─── Supplied data ───

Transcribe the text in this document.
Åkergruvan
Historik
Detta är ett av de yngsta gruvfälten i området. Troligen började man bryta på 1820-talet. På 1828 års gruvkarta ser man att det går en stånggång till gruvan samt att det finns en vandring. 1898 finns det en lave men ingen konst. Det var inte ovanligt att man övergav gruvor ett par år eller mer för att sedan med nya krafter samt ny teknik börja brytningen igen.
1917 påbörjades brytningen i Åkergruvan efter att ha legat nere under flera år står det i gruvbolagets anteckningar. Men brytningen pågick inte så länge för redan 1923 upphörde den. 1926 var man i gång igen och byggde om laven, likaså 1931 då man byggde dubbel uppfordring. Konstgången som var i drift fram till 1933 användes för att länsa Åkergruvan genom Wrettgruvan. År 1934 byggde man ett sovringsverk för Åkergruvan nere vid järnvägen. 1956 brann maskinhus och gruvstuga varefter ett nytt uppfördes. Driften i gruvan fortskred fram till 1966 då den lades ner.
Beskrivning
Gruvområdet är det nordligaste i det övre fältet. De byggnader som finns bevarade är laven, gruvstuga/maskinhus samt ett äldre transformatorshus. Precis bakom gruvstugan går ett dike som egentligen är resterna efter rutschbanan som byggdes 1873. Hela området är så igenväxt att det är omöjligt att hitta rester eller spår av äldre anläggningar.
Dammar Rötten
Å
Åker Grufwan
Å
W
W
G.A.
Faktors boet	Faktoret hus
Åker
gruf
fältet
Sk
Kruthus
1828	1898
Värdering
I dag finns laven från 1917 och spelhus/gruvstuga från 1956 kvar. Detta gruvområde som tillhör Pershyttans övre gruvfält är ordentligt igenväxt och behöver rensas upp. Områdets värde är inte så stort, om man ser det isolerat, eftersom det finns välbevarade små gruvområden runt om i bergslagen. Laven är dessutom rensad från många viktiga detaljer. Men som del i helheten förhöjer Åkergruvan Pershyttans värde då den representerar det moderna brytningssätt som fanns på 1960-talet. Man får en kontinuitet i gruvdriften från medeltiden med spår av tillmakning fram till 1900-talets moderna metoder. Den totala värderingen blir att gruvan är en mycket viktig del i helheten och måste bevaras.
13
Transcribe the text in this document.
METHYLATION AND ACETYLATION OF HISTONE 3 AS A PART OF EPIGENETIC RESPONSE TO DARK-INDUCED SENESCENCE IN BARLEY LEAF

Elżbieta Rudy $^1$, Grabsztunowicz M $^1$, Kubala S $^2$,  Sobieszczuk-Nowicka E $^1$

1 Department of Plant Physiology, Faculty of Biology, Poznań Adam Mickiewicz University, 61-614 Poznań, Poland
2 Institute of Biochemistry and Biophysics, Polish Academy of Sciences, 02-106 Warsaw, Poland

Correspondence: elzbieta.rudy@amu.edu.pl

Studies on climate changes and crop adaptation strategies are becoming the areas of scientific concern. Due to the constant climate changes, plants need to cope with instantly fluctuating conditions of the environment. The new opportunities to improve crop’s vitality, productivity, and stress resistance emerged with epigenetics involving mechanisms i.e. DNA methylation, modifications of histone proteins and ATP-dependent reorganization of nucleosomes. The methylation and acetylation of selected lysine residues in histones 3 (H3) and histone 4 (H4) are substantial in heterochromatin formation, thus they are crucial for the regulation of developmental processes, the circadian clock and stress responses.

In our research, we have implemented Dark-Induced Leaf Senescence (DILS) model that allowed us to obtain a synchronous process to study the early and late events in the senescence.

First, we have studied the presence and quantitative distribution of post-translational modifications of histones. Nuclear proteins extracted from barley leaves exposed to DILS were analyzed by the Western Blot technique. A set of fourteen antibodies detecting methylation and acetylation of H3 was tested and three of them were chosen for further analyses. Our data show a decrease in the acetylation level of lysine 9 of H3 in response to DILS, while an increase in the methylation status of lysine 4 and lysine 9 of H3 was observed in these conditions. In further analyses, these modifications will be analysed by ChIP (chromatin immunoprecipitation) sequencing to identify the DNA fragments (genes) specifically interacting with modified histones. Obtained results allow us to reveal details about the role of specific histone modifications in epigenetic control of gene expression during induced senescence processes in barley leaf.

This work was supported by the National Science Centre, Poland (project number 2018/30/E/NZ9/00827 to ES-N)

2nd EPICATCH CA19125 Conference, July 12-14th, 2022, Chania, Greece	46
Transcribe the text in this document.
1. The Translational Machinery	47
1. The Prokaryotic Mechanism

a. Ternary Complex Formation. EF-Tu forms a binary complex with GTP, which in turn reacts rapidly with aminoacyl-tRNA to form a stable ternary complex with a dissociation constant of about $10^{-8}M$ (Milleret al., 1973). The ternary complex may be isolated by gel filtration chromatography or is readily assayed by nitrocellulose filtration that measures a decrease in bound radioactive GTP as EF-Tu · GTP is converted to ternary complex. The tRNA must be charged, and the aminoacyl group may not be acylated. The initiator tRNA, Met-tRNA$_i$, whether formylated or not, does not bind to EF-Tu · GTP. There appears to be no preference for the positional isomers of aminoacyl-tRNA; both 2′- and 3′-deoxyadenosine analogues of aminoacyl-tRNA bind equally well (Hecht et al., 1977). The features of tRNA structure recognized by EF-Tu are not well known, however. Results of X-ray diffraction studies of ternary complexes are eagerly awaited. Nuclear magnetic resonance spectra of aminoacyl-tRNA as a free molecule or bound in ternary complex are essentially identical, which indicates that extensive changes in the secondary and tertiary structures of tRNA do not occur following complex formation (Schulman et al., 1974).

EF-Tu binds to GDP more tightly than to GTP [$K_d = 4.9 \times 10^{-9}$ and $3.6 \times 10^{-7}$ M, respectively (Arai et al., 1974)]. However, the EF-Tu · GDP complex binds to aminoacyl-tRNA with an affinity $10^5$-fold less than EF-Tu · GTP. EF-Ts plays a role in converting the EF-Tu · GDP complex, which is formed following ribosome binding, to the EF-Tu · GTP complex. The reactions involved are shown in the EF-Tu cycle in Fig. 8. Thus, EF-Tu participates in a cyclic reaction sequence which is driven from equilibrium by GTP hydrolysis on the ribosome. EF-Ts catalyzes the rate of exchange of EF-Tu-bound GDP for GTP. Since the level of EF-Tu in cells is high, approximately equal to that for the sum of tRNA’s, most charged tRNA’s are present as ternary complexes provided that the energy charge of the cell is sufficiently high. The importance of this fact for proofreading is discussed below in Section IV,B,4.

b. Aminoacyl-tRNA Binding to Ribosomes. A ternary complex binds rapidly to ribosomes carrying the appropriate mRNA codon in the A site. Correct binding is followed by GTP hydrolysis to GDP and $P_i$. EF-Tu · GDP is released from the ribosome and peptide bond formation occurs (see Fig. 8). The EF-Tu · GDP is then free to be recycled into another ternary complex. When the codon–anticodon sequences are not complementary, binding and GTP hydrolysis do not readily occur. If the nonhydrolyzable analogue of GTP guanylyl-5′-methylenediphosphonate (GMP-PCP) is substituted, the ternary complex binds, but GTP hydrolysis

───

Each record above has to be retyped exactly, with nothing left out.

Transcribe the text in this document.
Åkergruvan
Historik
Detta är ett av de yngsta gruvfälten i området. Troligen började man bryta på 1820-talet. På 1828 års gruvkarta ser man att det går en stånggång till gruvan samt att det finns en vandring. 1898 finns det en lave men ingen konst. Det var inte ovanligt att man övergav gruvor ett par år eller mer för att sedan med nya krafter samt ny teknik börja brytningen igen.
1917 påbörjades brytningen i Åkergruvan efter att ha legat nere under flera år står det i gruvbolagets anteckningar. Men brytningen pågick inte så länge för redan 1923 upphörde den. 1926 var man i gång igen och byggde om laven, likaså 1931 då man byggde dubbel uppfordring. Konstgången som var i drift fram till 1933 användes för att länsa Åkergruvan genom Wrettgruvan. År 1934 byggde man ett sovringsverk för Åkergruvan nere vid järnvägen. 1956 brann maskinhus och gruvstuga varefter ett nytt uppfördes. Driften i gruvan fortskred fram till 1966 då den lades ner.
Beskrivning
Gruvområdet är det nordligaste i det övre fältet. De byggnader som finns bevarade är laven, gruvstuga/maskinhus samt ett äldre transformatorshus. Precis bakom gruvstugan går ett dike som egentligen är resterna efter rutschbanan som byggdes 1873. Hela området är så igenväxt att det är omöjligt att hitta rester eller spår av äldre anläggningar.
Dammar Rötten
Å
Åker Grufwan
Å
W
W
G.A.
Faktors boet	Faktoret hus
Åker
gruf
fältet
Sk
Kruthus
1828	1898
Värdering
I dag finns laven från 1917 och spelhus/gruvstuga från 1956 kvar. Detta gruvområde som tillhör Pershyttans övre gruvfält är ordentligt igenväxt och behöver rensas upp. Områdets värde är inte så stort, om man ser det isolerat, eftersom det finns välbevarade små gruvområden runt om i bergslagen. Laven är dessutom rensad från många viktiga detaljer. Men som del i helheten förhöjer Åkergruvan Pershyttans värde då den representerar det moderna brytningssätt som fanns på 1960-talet. Man får en kontinuitet i gruvdriften från medeltiden med spår av tillmakning fram till 1900-talets moderna metoder. Den totala värderingen blir att gruvan är en mycket viktig del i helheten och måste bevaras.
13
Transcribe the text in this document.
METHYLATION AND ACETYLATION OF HISTONE 3 AS A PART OF EPIGENETIC RESPONSE TO DARK-INDUCED SENESCENCE IN BARLEY LEAF

Elżbieta Rudy $^1$, Grabsztunowicz M $^1$, Kubala S $^2$,  Sobieszczuk-Nowicka E $^1$

1 Department of Plant Physiology, Faculty of Biology, Poznań Adam Mickiewicz University, 61-614 Poznań, Poland
2 Institute of Biochemistry and Biophysics, Polish Academy of Sciences, 02-106 Warsaw, Poland

Correspondence: elzbieta.rudy@amu.edu.pl

Studies on climate changes and crop adaptation strategies are becoming the areas of scientific concern. Due to the constant climate changes, plants need to cope with instantly fluctuating conditions of the environment. The new opportunities to improve crop’s vitality, productivity, and stress resistance emerged with epigenetics involving mechanisms i.e. DNA methylation, modifications of histone proteins and ATP-dependent reorganization of nucleosomes. The methylation and acetylation of selected lysine residues in histones 3 (H3) and histone 4 (H4) are substantial in heterochromatin formation, thus they are crucial for the regulation of developmental processes, the circadian clock and stress responses.

In our research, we have implemented Dark-Induced Leaf Senescence (DILS) model that allowed us to obtain a synchronous process to study the early and late events in the senescence.

First, we have studied the presence and quantitative distribution of post-translational modifications of histones. Nuclear proteins extracted from barley leaves exposed to DILS were analyzed by the Western Blot technique. A set of fourteen antibodies detecting methylation and acetylation of H3 was tested and three of them were chosen for further analyses. Our data show a decrease in the acetylation level of lysine 9 of H3 in response to DILS, while an increase in the methylation status of lysine 4 and lysine 9 of H3 was observed in these conditions. In further analyses, these modifications will be analysed by ChIP (chromatin immunoprecipitation) sequencing to identify the DNA fragments (genes) specifically interacting with modified histones. Obtained results allow us to reveal details about the role of specific histone modifications in epigenetic control of gene expression during induced senescence processes in barley leaf.

This work was supported by the National Science Centre, Poland (project number 2018/30/E/NZ9/00827 to ES-N)

2nd EPICATCH CA19125 Conference, July 12-14th, 2022, Chania, Greece	46
Transcribe the text in this document.
1. The Translational Machinery	47
1. The Prokaryotic Mechanism

a. Ternary Complex Formation. EF-Tu forms a binary complex with GTP, which in turn reacts rapidly with aminoacyl-tRNA to form a stable ternary complex with a dissociation constant of about $10^{-8}M$ (Milleret al., 1973). The ternary complex may be isolated by gel filtration chromatography or is readily assayed by nitrocellulose filtration that measures a decrease in bound radioactive GTP as EF-Tu · GTP is converted to ternary complex. The tRNA must be charged, and the aminoacyl group may not be acylated. The initiator tRNA, Met-tRNA$_i$, whether formylated or not, does not bind to EF-Tu · GTP. There appears to be no preference for the positional isomers of aminoacyl-tRNA; both 2′- and 3′-deoxyadenosine analogues of aminoacyl-tRNA bind equally well (Hecht et al., 1977). The features of tRNA structure recognized by EF-Tu are not well known, however. Results of X-ray diffraction studies of ternary complexes are eagerly awaited. Nuclear magnetic resonance spectra of aminoacyl-tRNA as a free molecule or bound in ternary complex are essentially identical, which indicates that extensive changes in the secondary and tertiary structures of tRNA do not occur following complex formation (Schulman et al., 1974).

EF-Tu binds to GDP more tightly than to GTP [$K_d = 4.9 \times 10^{-9}$ and $3.6 \times 10^{-7}$ M, respectively (Arai et al., 1974)]. However, the EF-Tu · GDP complex binds to aminoacyl-tRNA with an affinity $10^5$-fold less than EF-Tu · GTP. EF-Ts plays a role in converting the EF-Tu · GDP complex, which is formed following ribosome binding, to the EF-Tu · GTP complex. The reactions involved are shown in the EF-Tu cycle in Fig. 8. Thus, EF-Tu participates in a cyclic reaction sequence which is driven from equilibrium by GTP hydrolysis on the ribosome. EF-Ts catalyzes the rate of exchange of EF-Tu-bound GDP for GTP. Since the level of EF-Tu in cells is high, approximately equal to that for the sum of tRNA’s, most charged tRNA’s are present as ternary complexes provided that the energy charge of the cell is sufficiently high. The importance of this fact for proofreading is discussed below in Section IV,B,4.

b. Aminoacyl-tRNA Binding to Ribosomes. A ternary complex binds rapidly to ribosomes carrying the appropriate mRNA codon in the A site. Correct binding is followed by GTP hydrolysis to GDP and $P_i$. EF-Tu · GDP is released from the ribosome and peptide bond formation occurs (see Fig. 8). The EF-Tu · GDP is then free to be recycled into another ternary complex. When the codon–anticodon sequences are not complementary, binding and GTP hydrolysis do not readily occur. If the nonhydrolyzable analogue of GTP guanylyl-5′-methylenediphosphonate (GMP-PCP) is substituted, the ternary complex binds, but GTP hydrolysis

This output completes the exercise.